WHAT YOU HAVE TO DO> Write out all the entries word for word, but skip any images.

----

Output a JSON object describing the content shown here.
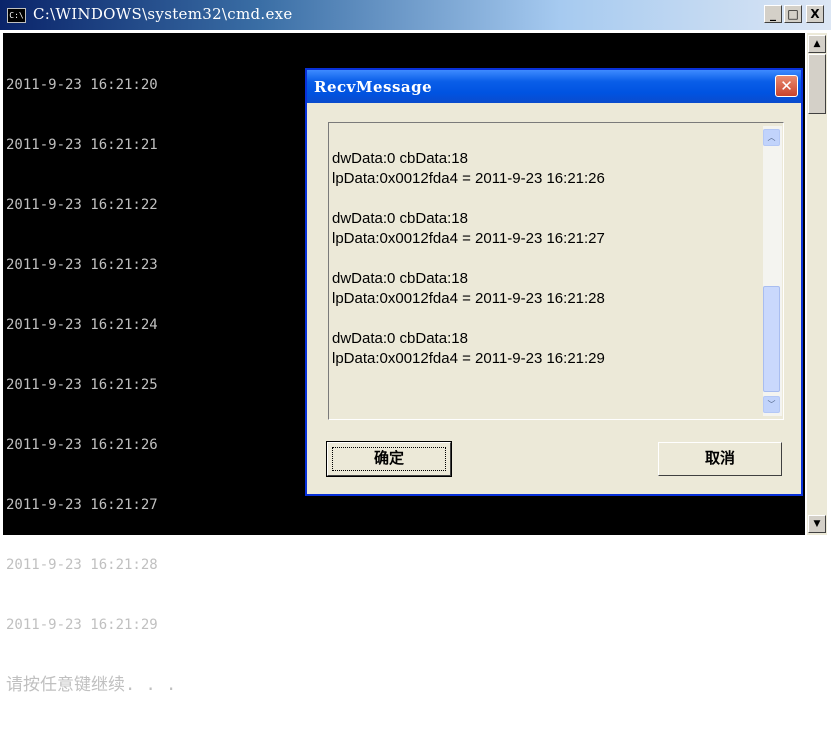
{
  "console_window": {
    "title": "C:\\WINDOWS\\system32\\cmd.exe",
    "icon_text": "C:\\",
    "buttons": {
      "minimize": "_",
      "maximize": "□",
      "close": "X"
    },
    "lines": [
      "2011-9-23 16:21:20",
      "2011-9-23 16:21:21",
      "2011-9-23 16:21:22",
      "2011-9-23 16:21:23",
      "2011-9-23 16:21:24",
      "2011-9-23 16:21:25",
      "2011-9-23 16:21:26",
      "2011-9-23 16:21:27",
      "2011-9-23 16:21:28",
      "2011-9-23 16:21:29"
    ],
    "prompt": "请按任意键继续. . .",
    "scroll_up": "▲",
    "scroll_down": "▼"
  },
  "dialog": {
    "title": "RecvMessage",
    "close": "✕",
    "messages": [
      {
        "line1": "dwData:0 cbData:18",
        "line2": "lpData:0x0012fda4 = 2011-9-23 16:21:26"
      },
      {
        "line1": "dwData:0 cbData:18",
        "line2": "lpData:0x0012fda4 = 2011-9-23 16:21:27"
      },
      {
        "line1": "dwData:0 cbData:18",
        "line2": "lpData:0x0012fda4 = 2011-9-23 16:21:28"
      },
      {
        "line1": "dwData:0 cbData:18",
        "line2": "lpData:0x0012fda4 = 2011-9-23 16:21:29"
      }
    ],
    "scroll_up": "︿",
    "scroll_down": "﹀",
    "ok_label": "确定",
    "cancel_label": "取消"
  },
  "colors": {
    "console_bg": "#000000",
    "console_text": "#c0c0c0",
    "dialog_bg": "#ece9d8",
    "dialog_titlebar": "#0053e1"
  }
}
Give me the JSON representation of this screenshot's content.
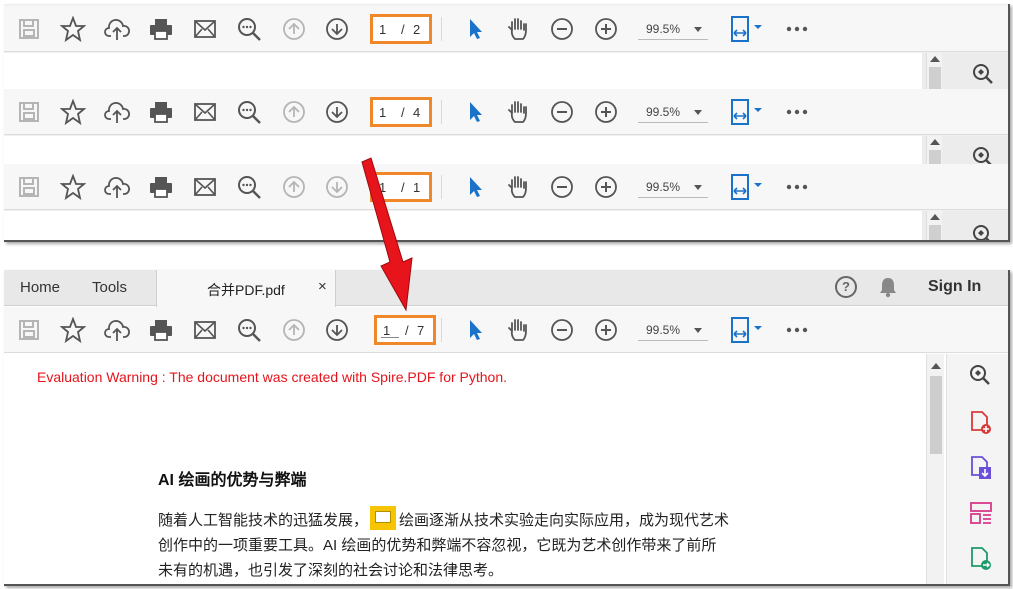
{
  "toolbar_rows": [
    {
      "page_current": "1",
      "page_total": "2",
      "zoom": "99.5%"
    },
    {
      "page_current": "1",
      "page_total": "4",
      "zoom": "99.5%"
    },
    {
      "page_current": "1",
      "page_total": "1",
      "zoom": "99.5%"
    }
  ],
  "page_sep": "/",
  "window": {
    "nav_tabs": [
      "Home",
      "Tools"
    ],
    "document_tab": "合并PDF.pdf",
    "close_symbol": "×",
    "help_symbol": "?",
    "sign_in": "Sign In",
    "toolbar": {
      "page_current": "1",
      "page_total": "7",
      "zoom": "99.5%"
    }
  },
  "document": {
    "warning": "Evaluation Warning : The document was created with Spire.PDF for Python.",
    "heading": "AI 绘画的优势与弊端",
    "para_line1_before_icon": "随着人工智能技术的迅猛发展，",
    "para_line1_after_icon": "绘画逐渐从技术实验走向实际应用，成为现代艺术",
    "para_line2": "创作中的一项重要工具。AI 绘画的优势和弊端不容忽视，它既为艺术创作带来了前所",
    "para_line3": "未有的机遇，也引发了深刻的社会讨论和法律思考。"
  },
  "colors": {
    "highlight_box": "#f0882a",
    "warning_text": "#e5141b",
    "arrow": "#e8141b",
    "accent_blue": "#1a73c9"
  },
  "icons": [
    "save-icon",
    "bookmark-star-icon",
    "upload-cloud-icon",
    "print-icon",
    "mail-icon",
    "search-zoom-icon",
    "page-up-icon",
    "page-down-icon",
    "select-cursor-icon",
    "hand-icon",
    "zoom-out-icon",
    "zoom-in-icon",
    "fit-page-icon",
    "more-icon"
  ]
}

----

SOLUTION BELOW>
Output a JSON object describing the content shown here.
{
  "console_window": {
    "title": "C:\\WINDOWS\\system32\\cmd.exe",
    "icon_text": "C:\\",
    "buttons": {
      "minimize": "_",
      "maximize": "□",
      "close": "X"
    },
    "lines": [
      "2011-9-23 16:21:20",
      "2011-9-23 16:21:21",
      "2011-9-23 16:21:22",
      "2011-9-23 16:21:23",
      "2011-9-23 16:21:24",
      "2011-9-23 16:21:25",
      "2011-9-23 16:21:26",
      "2011-9-23 16:21:27",
      "2011-9-23 16:21:28",
      "2011-9-23 16:21:29"
    ],
    "prompt": "请按任意键继续. . .",
    "scroll_up": "▲",
    "scroll_down": "▼"
  },
  "dialog": {
    "title": "RecvMessage",
    "close": "✕",
    "messages": [
      {
        "line1": "dwData:0 cbData:18",
        "line2": "lpData:0x0012fda4 = 2011-9-23 16:21:26"
      },
      {
        "line1": "dwData:0 cbData:18",
        "line2": "lpData:0x0012fda4 = 2011-9-23 16:21:27"
      },
      {
        "line1": "dwData:0 cbData:18",
        "line2": "lpData:0x0012fda4 = 2011-9-23 16:21:28"
      },
      {
        "line1": "dwData:0 cbData:18",
        "line2": "lpData:0x0012fda4 = 2011-9-23 16:21:29"
      }
    ],
    "scroll_up": "︿",
    "scroll_down": "﹀",
    "ok_label": "确定",
    "cancel_label": "取消"
  },
  "colors": {
    "console_bg": "#000000",
    "console_text": "#c0c0c0",
    "dialog_bg": "#ece9d8",
    "dialog_titlebar": "#0053e1"
  }
}
Give me the JSON representation of this screenshot's content.
{
  "toolbar_rows": [
    {
      "page_current": "1",
      "page_total": "2",
      "zoom": "99.5%"
    },
    {
      "page_current": "1",
      "page_total": "4",
      "zoom": "99.5%"
    },
    {
      "page_current": "1",
      "page_total": "1",
      "zoom": "99.5%"
    }
  ],
  "page_sep": "/",
  "window": {
    "nav_tabs": [
      "Home",
      "Tools"
    ],
    "document_tab": "合并PDF.pdf",
    "close_symbol": "×",
    "help_symbol": "?",
    "sign_in": "Sign In",
    "toolbar": {
      "page_current": "1",
      "page_total": "7",
      "zoom": "99.5%"
    }
  },
  "document": {
    "warning": "Evaluation Warning : The document was created with Spire.PDF for Python.",
    "heading": "AI 绘画的优势与弊端",
    "para_line1_before_icon": "随着人工智能技术的迅猛发展，",
    "para_line1_after_icon": "绘画逐渐从技术实验走向实际应用，成为现代艺术",
    "para_line2": "创作中的一项重要工具。AI 绘画的优势和弊端不容忽视，它既为艺术创作带来了前所",
    "para_line3": "未有的机遇，也引发了深刻的社会讨论和法律思考。"
  },
  "colors": {
    "highlight_box": "#f0882a",
    "warning_text": "#e5141b",
    "arrow": "#e8141b",
    "accent_blue": "#1a73c9"
  },
  "icons": [
    "save-icon",
    "bookmark-star-icon",
    "upload-cloud-icon",
    "print-icon",
    "mail-icon",
    "search-zoom-icon",
    "page-up-icon",
    "page-down-icon",
    "select-cursor-icon",
    "hand-icon",
    "zoom-out-icon",
    "zoom-in-icon",
    "fit-page-icon",
    "more-icon"
  ]
}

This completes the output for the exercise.